Selected text |
☆ ☆ ☆
In this presentation slides we go through basic definitions in Chapter 11.


(Chapter 11) Entropy and Information

Xiang Li

2022/10/11


Reading Goals

Note: we use $\log$ for $\log_2$ throughout the ppt.


Shannon Entropy



Intuitive Assumption for Entropy

To quantify how much info in an event $E$, denoted as $I(E)$, we may want

$I(p) = k\log_2 p$ for some constant $k$ satisfies all above.



Example: encoding 1, 2, 3, 4

Optimal:


Basic Properties of Entropy


The binary entropy

\[H_{\text{bin}}(p) \equiv -p\log p -(1-p)\log(1-p).\]

Example: Mixing probability distribtions

Bob flips $A$ with prob $q$ and $B$ with prob $1-q$, the outcome is tail.

Do you gain more info than with only one coin?

Intuitively, we have (concavity)

\[H(qp_A + (1-q)p_B) \geq qH(p_A) + (1-q)H(p_B).\]

The Relative Entropy (Kullback–Leibler Divergence)
☆ ☆ ☆
Directive |
Extend the notes on entropy and information above, starting after their final heading on relative entropy.

Extracted data |
☆ ☆ ☆
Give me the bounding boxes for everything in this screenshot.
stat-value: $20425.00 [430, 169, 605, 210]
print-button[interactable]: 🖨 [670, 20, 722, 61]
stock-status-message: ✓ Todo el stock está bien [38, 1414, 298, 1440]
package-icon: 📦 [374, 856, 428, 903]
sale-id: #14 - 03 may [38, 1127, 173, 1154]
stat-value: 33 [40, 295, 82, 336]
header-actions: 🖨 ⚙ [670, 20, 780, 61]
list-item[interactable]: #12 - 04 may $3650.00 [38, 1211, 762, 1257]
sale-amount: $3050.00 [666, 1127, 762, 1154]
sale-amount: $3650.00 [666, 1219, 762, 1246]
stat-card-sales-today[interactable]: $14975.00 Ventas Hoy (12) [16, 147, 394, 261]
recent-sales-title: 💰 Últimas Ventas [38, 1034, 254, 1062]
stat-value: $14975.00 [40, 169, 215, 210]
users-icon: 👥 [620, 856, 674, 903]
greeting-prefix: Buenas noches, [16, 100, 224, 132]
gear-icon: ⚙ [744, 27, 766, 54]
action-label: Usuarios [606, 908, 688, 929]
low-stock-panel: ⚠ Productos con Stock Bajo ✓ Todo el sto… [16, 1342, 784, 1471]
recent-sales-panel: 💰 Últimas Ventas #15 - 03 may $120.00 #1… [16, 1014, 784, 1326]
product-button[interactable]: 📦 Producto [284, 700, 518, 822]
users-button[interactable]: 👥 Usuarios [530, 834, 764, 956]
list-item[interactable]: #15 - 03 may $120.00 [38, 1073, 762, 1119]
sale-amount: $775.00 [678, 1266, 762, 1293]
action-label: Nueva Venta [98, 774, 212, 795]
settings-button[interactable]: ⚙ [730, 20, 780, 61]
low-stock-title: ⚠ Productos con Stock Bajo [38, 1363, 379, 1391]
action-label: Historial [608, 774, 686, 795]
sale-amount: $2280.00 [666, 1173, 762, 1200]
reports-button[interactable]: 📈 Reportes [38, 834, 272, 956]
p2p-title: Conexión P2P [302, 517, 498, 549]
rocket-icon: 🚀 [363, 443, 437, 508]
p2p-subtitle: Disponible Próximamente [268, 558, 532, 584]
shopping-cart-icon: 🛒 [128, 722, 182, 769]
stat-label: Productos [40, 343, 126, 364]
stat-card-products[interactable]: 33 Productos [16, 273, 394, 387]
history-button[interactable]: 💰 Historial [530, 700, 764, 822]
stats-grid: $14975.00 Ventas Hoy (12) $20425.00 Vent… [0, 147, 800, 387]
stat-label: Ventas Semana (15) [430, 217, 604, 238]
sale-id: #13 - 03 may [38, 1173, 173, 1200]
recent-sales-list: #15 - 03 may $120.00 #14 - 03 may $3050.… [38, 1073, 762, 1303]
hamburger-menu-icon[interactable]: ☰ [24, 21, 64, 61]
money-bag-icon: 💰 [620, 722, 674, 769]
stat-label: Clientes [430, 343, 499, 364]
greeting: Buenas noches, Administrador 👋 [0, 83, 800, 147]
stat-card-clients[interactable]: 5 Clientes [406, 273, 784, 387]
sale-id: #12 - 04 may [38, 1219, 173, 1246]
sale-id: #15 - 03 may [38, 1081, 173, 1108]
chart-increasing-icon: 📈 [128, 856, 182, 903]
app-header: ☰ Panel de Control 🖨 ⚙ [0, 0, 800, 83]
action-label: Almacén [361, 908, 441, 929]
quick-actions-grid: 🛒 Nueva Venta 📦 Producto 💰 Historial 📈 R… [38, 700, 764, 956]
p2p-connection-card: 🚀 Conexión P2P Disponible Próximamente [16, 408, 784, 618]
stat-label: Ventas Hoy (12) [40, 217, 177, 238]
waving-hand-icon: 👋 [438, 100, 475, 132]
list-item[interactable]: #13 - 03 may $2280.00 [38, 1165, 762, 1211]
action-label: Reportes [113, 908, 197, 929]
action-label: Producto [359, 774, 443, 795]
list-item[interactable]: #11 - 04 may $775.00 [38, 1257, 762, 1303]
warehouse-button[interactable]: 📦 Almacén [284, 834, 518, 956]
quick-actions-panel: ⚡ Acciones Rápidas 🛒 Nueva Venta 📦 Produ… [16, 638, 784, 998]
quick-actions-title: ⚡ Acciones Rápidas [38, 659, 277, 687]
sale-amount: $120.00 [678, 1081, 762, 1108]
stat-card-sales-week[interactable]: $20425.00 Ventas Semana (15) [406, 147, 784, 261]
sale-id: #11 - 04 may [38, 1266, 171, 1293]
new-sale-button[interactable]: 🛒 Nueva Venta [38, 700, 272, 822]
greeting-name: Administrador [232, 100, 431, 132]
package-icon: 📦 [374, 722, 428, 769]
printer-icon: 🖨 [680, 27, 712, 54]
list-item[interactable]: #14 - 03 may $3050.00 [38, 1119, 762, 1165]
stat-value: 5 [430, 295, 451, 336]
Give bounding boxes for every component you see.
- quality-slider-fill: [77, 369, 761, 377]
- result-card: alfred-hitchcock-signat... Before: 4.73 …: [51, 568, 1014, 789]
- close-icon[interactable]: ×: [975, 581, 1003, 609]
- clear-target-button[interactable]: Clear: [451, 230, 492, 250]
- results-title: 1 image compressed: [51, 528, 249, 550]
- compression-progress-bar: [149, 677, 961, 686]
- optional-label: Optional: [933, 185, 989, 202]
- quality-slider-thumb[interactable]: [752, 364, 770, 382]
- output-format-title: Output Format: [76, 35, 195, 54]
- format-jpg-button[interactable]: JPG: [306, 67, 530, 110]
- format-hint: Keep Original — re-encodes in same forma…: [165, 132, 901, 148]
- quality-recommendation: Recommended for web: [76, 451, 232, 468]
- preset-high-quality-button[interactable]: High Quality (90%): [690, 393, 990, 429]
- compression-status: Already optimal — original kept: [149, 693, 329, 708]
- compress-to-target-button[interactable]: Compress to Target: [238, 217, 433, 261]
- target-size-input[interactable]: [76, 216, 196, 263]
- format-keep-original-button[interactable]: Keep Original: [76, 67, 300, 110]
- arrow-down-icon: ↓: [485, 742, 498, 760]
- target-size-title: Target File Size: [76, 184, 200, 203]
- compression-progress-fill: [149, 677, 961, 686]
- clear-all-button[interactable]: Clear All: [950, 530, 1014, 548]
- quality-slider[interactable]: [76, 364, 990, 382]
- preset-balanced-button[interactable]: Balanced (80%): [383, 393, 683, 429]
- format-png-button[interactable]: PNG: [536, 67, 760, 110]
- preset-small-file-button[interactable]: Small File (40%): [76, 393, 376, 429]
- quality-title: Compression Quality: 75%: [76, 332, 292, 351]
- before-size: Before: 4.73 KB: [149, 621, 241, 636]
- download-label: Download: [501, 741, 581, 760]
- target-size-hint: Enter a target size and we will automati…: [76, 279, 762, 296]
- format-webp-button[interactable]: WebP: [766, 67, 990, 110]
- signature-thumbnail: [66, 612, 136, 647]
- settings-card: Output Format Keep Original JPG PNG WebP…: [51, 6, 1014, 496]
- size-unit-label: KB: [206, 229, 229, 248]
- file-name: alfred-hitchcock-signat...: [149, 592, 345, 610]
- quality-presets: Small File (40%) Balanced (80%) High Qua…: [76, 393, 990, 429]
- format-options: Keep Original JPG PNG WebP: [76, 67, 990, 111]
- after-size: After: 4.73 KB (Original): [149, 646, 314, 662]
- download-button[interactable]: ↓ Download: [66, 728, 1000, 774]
☆ ☆ ☆
Exercise response |
For two prob measures $\mathbb P$ and $\mathbb Q$, defined over the same index set,

\[H(p(x) \| q(x)) \equiv \sum_x p(x)\log\frac{p(x)}{q(x)} = -H_{\mathbb P}(X) -\sum_x p(x) \log q(x).\]

Joint Entropy and Subadditivity of the Shannon entropy

For joint distribution $p(x, y)$ and its marginal distributions $p(x)$ and $p(y)$,

\[H(p(x, y)\| p(x)p(y)) = H(p(x)) + H(p(y)) - H(p(x, y)).\]

We can then deduce that the joint entropy $H(X, Y) \leq H(X) + H(Y)$. Equality iff $X$ and $Y$ are independent.


Conditional Entropy and Mutual Information

The entropy of $X$ conditional on knowing $Y$ is

\[H(X\vert Y) \equiv H(X, Y) - H(Y).\]

The mutual information of $X$ and $Y$, measuring how much info $X$ and $Y$ have in common, is

\[H(X:Y) \equiv H(X) + H(Y) - H(X, Y) = H(X) - H(X\vert Y).\]

(This is actually the relative entropy!)


Basic properties of Shannon Entropy

  1. $H(X, Y) = H(Y, X)$, $H(X:Y) = H(Y:X)$.
  2. $H(Y\vert X)\geq 0$ and thus $H(X:Y)\leq H(Y)$, with equality iff $Y$ is a function of $X$.
  3. $H(X) \leq H(X, Y)$, with equality iff $Y$ is a function of $X$.
  4. (Subadditivity) $H(X, Y) \leq H(X) + H(Y)$, with equality iff $X$ and $Y$ independent.
  5. $H(Y\vert X) \leq H(Y)$ and thus $H(X:Y) \geq 0$, with equality in each iff $X$ and $Y$ independent.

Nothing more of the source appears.